--- Start of EXTRACTED RECORDS ---

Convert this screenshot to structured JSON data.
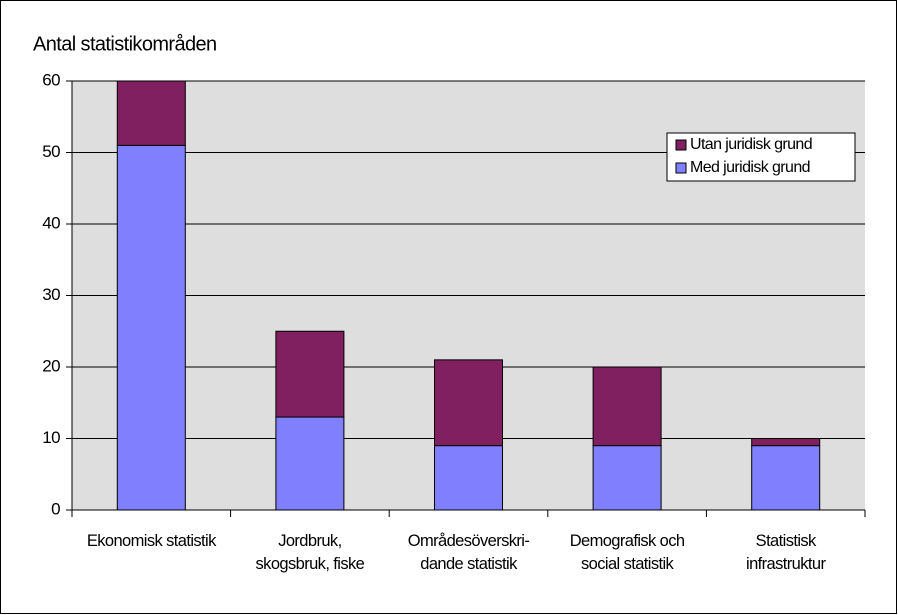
{
  "chart_data": {
    "type": "stacked-bar",
    "y_label": "Antal statistikområden",
    "categories": [
      "Ekonomisk statistik",
      "Jordbruk,\nskogsbruk, fiske",
      "Områdesöverskri-\ndande statistik",
      "Demografisk och\nsocial statistik",
      "Statistisk\ninfrastruktur"
    ],
    "series": [
      {
        "name": "Med juridisk grund",
        "color": "#8080ff",
        "values": [
          51,
          13,
          9,
          9,
          9
        ]
      },
      {
        "name": "Utan juridisk grund",
        "color": "#802060",
        "values": [
          9,
          12,
          12,
          11,
          1
        ]
      }
    ],
    "ylim": [
      0,
      60
    ],
    "yticks": [
      0,
      10,
      20,
      30,
      40,
      50,
      60
    ],
    "grid": true,
    "legend": "upper right"
  }
}
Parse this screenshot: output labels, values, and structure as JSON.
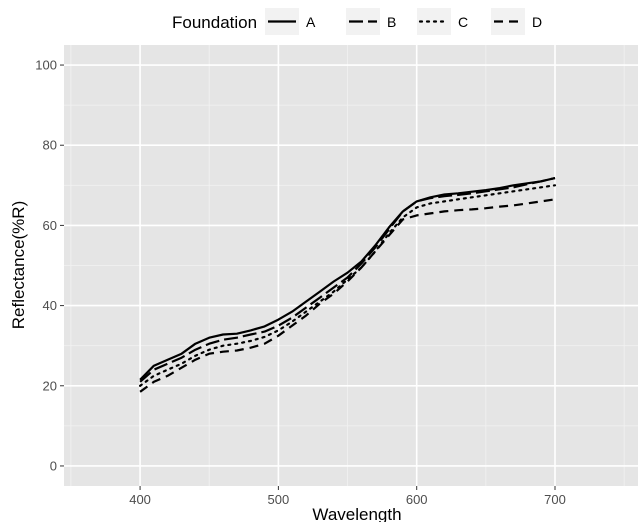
{
  "chart_data": {
    "type": "line",
    "xlabel": "Wavelength",
    "ylabel": "Reflectance(%R)",
    "xlim": [
      345,
      760
    ],
    "ylim": [
      -5,
      105
    ],
    "x_ticks": [
      400,
      500,
      600,
      700
    ],
    "y_ticks": [
      0,
      20,
      40,
      60,
      80,
      100
    ],
    "x_tick_labels": [
      "400",
      "500",
      "600",
      "700"
    ],
    "y_tick_labels": [
      "0",
      "20",
      "40",
      "60",
      "80",
      "100"
    ],
    "grid": true,
    "legend": {
      "title": "Foundation",
      "position": "top"
    },
    "x": [
      400,
      410,
      420,
      430,
      440,
      450,
      460,
      470,
      480,
      490,
      500,
      510,
      520,
      530,
      540,
      550,
      560,
      570,
      580,
      590,
      600,
      610,
      620,
      630,
      640,
      650,
      660,
      670,
      680,
      690,
      700
    ],
    "series": [
      {
        "name": "A",
        "dash": "solid",
        "values": [
          21.5,
          25.0,
          26.5,
          28.0,
          30.5,
          32.0,
          32.8,
          33.0,
          33.8,
          34.8,
          36.5,
          38.5,
          41.0,
          43.5,
          46.0,
          48.2,
          51.0,
          55.0,
          59.5,
          63.5,
          66.0,
          67.0,
          67.7,
          68.0,
          68.4,
          68.8,
          69.3,
          70.0,
          70.5,
          71.0,
          71.8
        ]
      },
      {
        "name": "B",
        "dash": "longdash",
        "values": [
          21.0,
          24.0,
          25.5,
          27.0,
          29.0,
          30.5,
          31.5,
          32.0,
          32.8,
          33.5,
          35.0,
          37.0,
          39.5,
          42.0,
          44.5,
          47.0,
          50.5,
          54.5,
          59.0,
          63.5,
          66.0,
          66.8,
          67.3,
          67.6,
          68.0,
          68.5,
          69.0,
          69.5,
          70.3,
          71.0,
          71.8
        ]
      },
      {
        "name": "C",
        "dash": "dotted",
        "values": [
          20.0,
          22.5,
          24.0,
          25.5,
          27.5,
          29.0,
          30.0,
          30.5,
          31.2,
          32.2,
          33.8,
          36.0,
          38.5,
          41.0,
          43.5,
          46.5,
          49.5,
          53.5,
          58.0,
          62.0,
          64.5,
          65.5,
          66.0,
          66.5,
          67.0,
          67.5,
          68.0,
          68.5,
          69.0,
          69.5,
          70.0
        ]
      },
      {
        "name": "D",
        "dash": "dashed",
        "values": [
          18.5,
          21.0,
          22.5,
          24.5,
          26.5,
          28.0,
          28.5,
          28.8,
          29.5,
          30.5,
          32.5,
          35.0,
          37.5,
          40.5,
          43.0,
          46.0,
          49.5,
          53.5,
          57.5,
          61.5,
          62.5,
          63.0,
          63.5,
          63.8,
          64.0,
          64.3,
          64.7,
          65.0,
          65.5,
          66.0,
          66.5
        ]
      }
    ]
  }
}
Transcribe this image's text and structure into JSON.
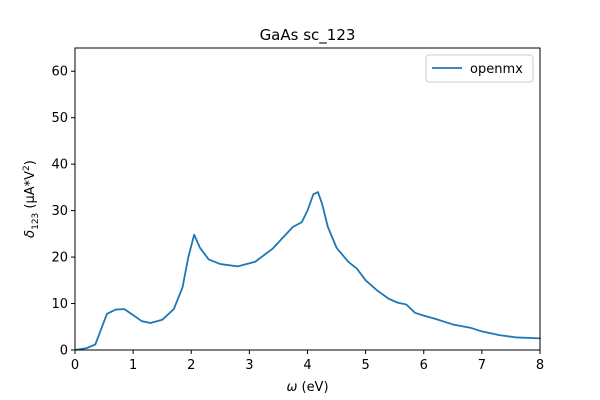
{
  "chart_data": {
    "type": "line",
    "title": "GaAs sc_123",
    "xlabel_symbol": "ω",
    "xlabel_unit": " (eV)",
    "ylabel_symbol": "δ",
    "ylabel_sub": "123",
    "ylabel_unit": " (μA*V",
    "ylabel_sup": "2",
    "ylabel_close": ")",
    "xlim": [
      0,
      8
    ],
    "ylim": [
      0,
      65
    ],
    "x_ticks": [
      0,
      1,
      2,
      3,
      4,
      5,
      6,
      7,
      8
    ],
    "y_ticks": [
      0,
      10,
      20,
      30,
      40,
      50,
      60
    ],
    "grid": false,
    "legend_position": "top-right",
    "series": [
      {
        "name": "openmx",
        "color": "#1f77b4",
        "x": [
          0,
          0.2,
          0.35,
          0.45,
          0.55,
          0.7,
          0.85,
          1.0,
          1.15,
          1.3,
          1.5,
          1.7,
          1.85,
          1.95,
          2.05,
          2.15,
          2.3,
          2.5,
          2.8,
          3.1,
          3.4,
          3.6,
          3.75,
          3.9,
          4.0,
          4.1,
          4.18,
          4.25,
          4.35,
          4.5,
          4.7,
          4.85,
          5.0,
          5.2,
          5.4,
          5.55,
          5.7,
          5.85,
          6.0,
          6.2,
          6.5,
          6.8,
          7.0,
          7.3,
          7.6,
          8.0
        ],
        "y": [
          0,
          0.4,
          1.2,
          4.5,
          7.8,
          8.7,
          8.8,
          7.5,
          6.2,
          5.8,
          6.5,
          8.8,
          13.5,
          20.0,
          24.8,
          22.0,
          19.5,
          18.5,
          18.0,
          19.0,
          21.8,
          24.5,
          26.5,
          27.5,
          30.0,
          33.5,
          34.0,
          31.5,
          26.5,
          22.0,
          19.0,
          17.5,
          15.0,
          12.8,
          11.0,
          10.2,
          9.8,
          8.0,
          7.4,
          6.7,
          5.5,
          4.8,
          4.0,
          3.2,
          2.7,
          2.5
        ]
      }
    ]
  }
}
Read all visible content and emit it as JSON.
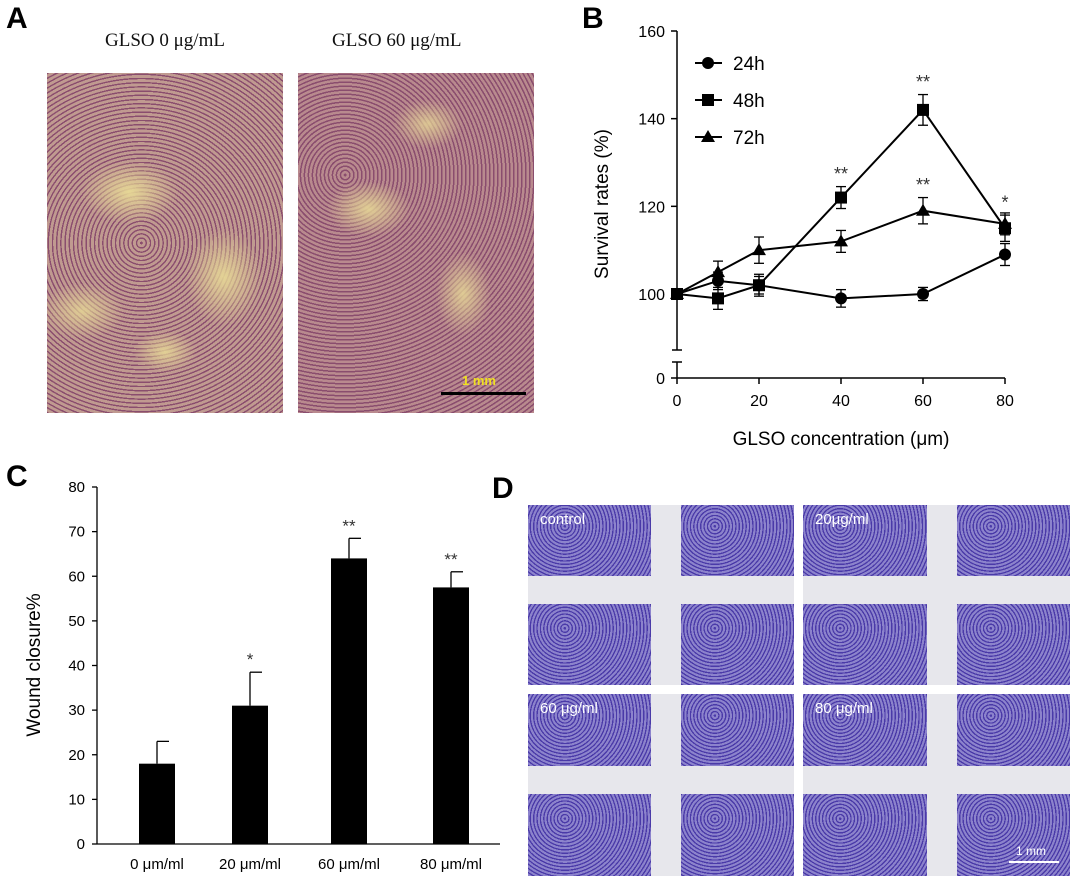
{
  "panels": {
    "a": {
      "letter": "A",
      "caption_left": "GLSO  0 μg/mL",
      "caption_right": "GLSO  60 μg/mL",
      "scale_label": "1 mm"
    },
    "b": {
      "letter": "B"
    },
    "c": {
      "letter": "C"
    },
    "d": {
      "letter": "D",
      "labels": [
        "control",
        "20μg/ml",
        "60 μg/ml",
        "80 μg/ml"
      ],
      "scale_label": "1 mm"
    }
  },
  "chart_data": [
    {
      "type": "line",
      "panel": "B",
      "xlabel": "GLSO concentration (μm)",
      "ylabel": "Survival rates (%)",
      "x": [
        0,
        10,
        20,
        40,
        60,
        80
      ],
      "xticks": [
        0,
        20,
        40,
        60,
        80
      ],
      "yticks": [
        0,
        100,
        120,
        140,
        160
      ],
      "ylim": [
        0,
        160
      ],
      "axis_break": true,
      "legend": "top-left",
      "series": [
        {
          "name": "24h",
          "marker": "circle",
          "values": [
            100,
            103,
            102,
            99,
            100,
            109
          ],
          "errors": [
            1,
            2,
            2,
            2,
            1.5,
            2.5
          ]
        },
        {
          "name": "48h",
          "marker": "square",
          "values": [
            100,
            99,
            102,
            122,
            142,
            115
          ],
          "errors": [
            1,
            2.5,
            2.5,
            2.5,
            3.5,
            3
          ]
        },
        {
          "name": "72h",
          "marker": "triangle",
          "values": [
            100,
            105,
            110,
            112,
            119,
            116
          ],
          "errors": [
            1,
            2.5,
            3,
            2.5,
            3,
            2.5
          ]
        }
      ],
      "annotations": [
        {
          "x": 40,
          "y": 126,
          "text": "**"
        },
        {
          "x": 60,
          "y": 147,
          "text": "**"
        },
        {
          "x": 60,
          "y": 123.5,
          "text": "**"
        },
        {
          "x": 80,
          "y": 119.5,
          "text": "*"
        }
      ]
    },
    {
      "type": "bar",
      "panel": "C",
      "categories": [
        "0 μm/ml",
        "20 μm/ml",
        "60 μm/ml",
        "80 μm/ml"
      ],
      "values": [
        18,
        31,
        64,
        57.5
      ],
      "errors": [
        5,
        7.5,
        4.5,
        3.5
      ],
      "significance": [
        "",
        "*",
        "**",
        "**"
      ],
      "ylabel": "Wound  closure%",
      "ylim": [
        0,
        80
      ],
      "yticks": [
        0,
        10,
        20,
        30,
        40,
        50,
        60,
        70,
        80
      ],
      "color": "#000000"
    }
  ]
}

--- End of EXTRACTED RECORDS ---

#### GOAL OF THE EXERCISE
Pick out the lines that have the word "type". Copy them all.

#### FINISHED EXERCISE
    "type": "stacked-bar",
    "type": "line",
    "type": "line",
      "type": "line",
      "type": "bar",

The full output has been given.